Owner John York notified San Francisco mayor Gavin Newsom of the team's decision Nov. 8, the mayor's spokesman, Peter Ragone, told The Associated Press.

York planned to hold a news conference in Santa Clara to talk in detail about the decision. But in a news release announcing the decision issued late in the evening of Nov. 8, York said the team will not change its name even if he decided to move.

"Nothing will persuade us to change the name of the San Francisco 49ers, one of the most storied brands in the world of sports," he said.

According to the release, York made his decision after a yearlong study of the area around Candlestick Park determined the area needed too many infrastructure and public-transit improvements to make a new stadium viable.

The team said the cost of those improvements could have exceeded the entire bill for the proposed stadium, which was estimated to cost between $600 million and $800 million.

Also, the team said it was unlikely it could achieve its goal of opening the new stadium in time for the 2012 season.

Now the team is seeking to build a new stadium in Santa Clara, near the Great America amusement park and the Santa Clara Convention Center. The 49ers headquarters and training facility are currently based in Santa Clara, which is located about 30 miles south of San Francisco, near San Jose.

"We have been looking to expand our entertainment options in the Great America-Convention Center area for years, and this stadium can be a great addition," Santa Clara mayor Patricia Mahan said in a statement issued by the team. "The 49ers have been clear that their goal is to put together a project that has no impact on the city's general fund and no increase in taxes, and we are ready to give this project our full attention."

Parts of the exercise:
1. In the 49ers stadium article, what was the estimated cost of the proposed stadium?
2. Shorten the paragraph of the 49ers stadium article that begins "Now the team is seeking" and keep its main facts.
3. Write the next part of the 49ers stadium article, picking up after its last sentence.
The rows that come next are separate material with no connection to the 49ers stadium article.

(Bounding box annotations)
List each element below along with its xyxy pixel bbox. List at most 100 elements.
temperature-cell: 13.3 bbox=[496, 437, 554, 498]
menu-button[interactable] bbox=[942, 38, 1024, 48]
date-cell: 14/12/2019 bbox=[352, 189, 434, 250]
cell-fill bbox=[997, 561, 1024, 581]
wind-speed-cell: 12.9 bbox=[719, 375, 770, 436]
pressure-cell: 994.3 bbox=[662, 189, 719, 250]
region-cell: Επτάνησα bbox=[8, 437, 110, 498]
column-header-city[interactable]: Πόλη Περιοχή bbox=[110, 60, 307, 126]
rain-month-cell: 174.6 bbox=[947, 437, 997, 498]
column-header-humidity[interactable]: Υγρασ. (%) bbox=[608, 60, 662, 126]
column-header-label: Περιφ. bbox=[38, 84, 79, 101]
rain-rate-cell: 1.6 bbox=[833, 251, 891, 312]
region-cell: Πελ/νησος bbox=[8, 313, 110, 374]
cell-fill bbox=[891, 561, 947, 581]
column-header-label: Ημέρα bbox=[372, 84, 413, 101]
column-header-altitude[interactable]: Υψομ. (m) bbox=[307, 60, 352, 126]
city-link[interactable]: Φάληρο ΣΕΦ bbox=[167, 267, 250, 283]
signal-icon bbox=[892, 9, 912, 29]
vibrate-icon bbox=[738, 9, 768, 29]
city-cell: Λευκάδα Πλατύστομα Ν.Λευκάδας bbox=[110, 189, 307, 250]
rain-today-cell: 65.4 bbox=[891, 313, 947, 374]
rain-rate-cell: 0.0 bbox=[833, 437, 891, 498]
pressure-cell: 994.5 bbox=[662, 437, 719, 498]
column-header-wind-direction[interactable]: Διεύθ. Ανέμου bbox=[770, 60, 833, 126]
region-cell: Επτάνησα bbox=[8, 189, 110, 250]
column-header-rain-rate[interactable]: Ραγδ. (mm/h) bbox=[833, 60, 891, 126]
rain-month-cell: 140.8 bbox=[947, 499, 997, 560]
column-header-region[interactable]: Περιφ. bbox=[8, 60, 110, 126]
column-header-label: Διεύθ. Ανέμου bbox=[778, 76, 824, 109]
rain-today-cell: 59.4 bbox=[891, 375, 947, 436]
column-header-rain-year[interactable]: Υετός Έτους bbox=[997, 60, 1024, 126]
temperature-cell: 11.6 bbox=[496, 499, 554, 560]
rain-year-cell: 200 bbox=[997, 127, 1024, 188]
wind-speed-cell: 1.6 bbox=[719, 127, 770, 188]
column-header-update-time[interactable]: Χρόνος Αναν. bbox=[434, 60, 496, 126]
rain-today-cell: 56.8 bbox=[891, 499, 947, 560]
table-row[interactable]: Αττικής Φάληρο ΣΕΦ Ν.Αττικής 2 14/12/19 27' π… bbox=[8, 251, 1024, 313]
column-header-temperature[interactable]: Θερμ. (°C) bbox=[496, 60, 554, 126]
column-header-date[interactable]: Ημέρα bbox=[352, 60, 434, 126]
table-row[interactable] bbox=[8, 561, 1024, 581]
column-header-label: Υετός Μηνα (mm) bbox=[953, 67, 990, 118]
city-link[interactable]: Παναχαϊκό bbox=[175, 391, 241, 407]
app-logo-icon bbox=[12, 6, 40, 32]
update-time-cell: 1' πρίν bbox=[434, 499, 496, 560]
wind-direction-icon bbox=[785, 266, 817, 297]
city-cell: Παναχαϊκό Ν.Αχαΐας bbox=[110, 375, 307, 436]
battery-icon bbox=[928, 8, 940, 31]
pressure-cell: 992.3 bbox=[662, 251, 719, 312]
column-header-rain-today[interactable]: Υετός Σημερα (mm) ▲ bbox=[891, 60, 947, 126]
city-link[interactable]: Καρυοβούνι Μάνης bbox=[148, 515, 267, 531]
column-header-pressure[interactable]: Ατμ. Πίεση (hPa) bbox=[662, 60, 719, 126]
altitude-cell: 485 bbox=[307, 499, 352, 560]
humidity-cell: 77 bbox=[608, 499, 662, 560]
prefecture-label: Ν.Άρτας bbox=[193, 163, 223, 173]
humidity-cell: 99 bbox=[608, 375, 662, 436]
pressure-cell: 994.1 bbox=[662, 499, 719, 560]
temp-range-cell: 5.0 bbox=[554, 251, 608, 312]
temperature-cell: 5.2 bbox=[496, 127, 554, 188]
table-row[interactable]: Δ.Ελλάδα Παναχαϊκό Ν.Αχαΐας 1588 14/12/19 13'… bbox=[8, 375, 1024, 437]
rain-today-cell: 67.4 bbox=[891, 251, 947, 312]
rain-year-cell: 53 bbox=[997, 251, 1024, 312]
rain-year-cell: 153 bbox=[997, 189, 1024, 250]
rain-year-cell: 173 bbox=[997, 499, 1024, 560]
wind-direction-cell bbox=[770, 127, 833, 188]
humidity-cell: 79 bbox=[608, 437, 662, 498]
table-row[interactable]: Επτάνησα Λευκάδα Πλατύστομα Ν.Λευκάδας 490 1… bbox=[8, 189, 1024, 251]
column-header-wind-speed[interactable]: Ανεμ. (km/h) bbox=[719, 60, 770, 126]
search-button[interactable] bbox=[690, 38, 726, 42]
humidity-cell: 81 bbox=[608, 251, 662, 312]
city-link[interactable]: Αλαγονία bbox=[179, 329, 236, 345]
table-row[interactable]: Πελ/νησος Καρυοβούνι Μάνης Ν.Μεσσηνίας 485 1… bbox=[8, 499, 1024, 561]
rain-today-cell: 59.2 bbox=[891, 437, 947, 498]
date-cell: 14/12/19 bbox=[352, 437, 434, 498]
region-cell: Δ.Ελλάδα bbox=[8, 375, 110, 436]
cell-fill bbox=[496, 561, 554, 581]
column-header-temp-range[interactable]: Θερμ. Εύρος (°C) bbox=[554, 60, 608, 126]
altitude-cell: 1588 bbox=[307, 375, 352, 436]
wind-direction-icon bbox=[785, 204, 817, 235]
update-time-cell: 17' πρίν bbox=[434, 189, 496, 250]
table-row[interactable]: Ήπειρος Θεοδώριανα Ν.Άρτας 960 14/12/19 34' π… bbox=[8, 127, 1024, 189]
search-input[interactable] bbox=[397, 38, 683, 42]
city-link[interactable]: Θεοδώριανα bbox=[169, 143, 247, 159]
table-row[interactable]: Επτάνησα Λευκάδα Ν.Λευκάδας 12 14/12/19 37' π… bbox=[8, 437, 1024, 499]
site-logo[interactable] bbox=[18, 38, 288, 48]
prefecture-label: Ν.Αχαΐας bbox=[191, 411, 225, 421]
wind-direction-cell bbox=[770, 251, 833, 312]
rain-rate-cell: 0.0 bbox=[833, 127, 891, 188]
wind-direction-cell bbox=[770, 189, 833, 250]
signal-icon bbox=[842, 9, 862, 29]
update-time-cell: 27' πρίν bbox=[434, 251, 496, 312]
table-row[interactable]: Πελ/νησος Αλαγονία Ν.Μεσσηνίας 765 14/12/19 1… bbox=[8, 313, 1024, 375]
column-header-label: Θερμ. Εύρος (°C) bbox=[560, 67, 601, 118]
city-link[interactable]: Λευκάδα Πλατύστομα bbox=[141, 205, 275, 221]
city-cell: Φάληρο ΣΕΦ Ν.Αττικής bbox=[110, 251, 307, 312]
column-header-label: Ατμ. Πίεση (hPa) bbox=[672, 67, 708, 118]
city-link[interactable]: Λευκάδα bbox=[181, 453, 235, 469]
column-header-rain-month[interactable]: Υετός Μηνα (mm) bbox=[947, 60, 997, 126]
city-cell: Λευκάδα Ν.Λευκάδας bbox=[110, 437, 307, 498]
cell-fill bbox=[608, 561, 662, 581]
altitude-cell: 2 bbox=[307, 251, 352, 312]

Expected outputs:
1. Between $600 million and $800 million.

2. The 49ers now aim to build a stadium in Santa Clara, near the Great America amusement park and the Santa Clara Convention Center. Santa Clara already houses the team's headquarters and training facility and lies about 30 miles south of San Francisco, near San Jose.

3.
The 49ers and San Francisco officials had been talking over the past few months about building a privately financed stadium at Candlestick Point that was going to be part of the city's bid for the 2016 Olympics.

Ragone did not know how the 49ers' decision would impact the Olympic bid. San Francisco, Los Angeles and Chicago are the three cities competing to be the U.S. Olympic Committee's choice to bid on the 2016 games.

The team's current lease at Candlestick runs through the 2008 season and the team holds three five-year options that could extend it through 2023.

The current stadium at Candlestick is one of the most run-down in the league, leading to the team's desire to seek a new stadium with revenue-generating suites and luxury boxes. The plan to build a stadium also included public housing, retail and office space.

San Francisco was not going to contribute any money to the stadium but was willing to possibly help with some of the infrastructure costs.

The 49ers said if they are unable to move forward with the project in Santa Clara, they would look at other cities in the area.

"The 49ers have called the Bay Area home for our entire 60-year history," York said. "We are a part of the fabric of this region, and we intend to stay right here where we belong."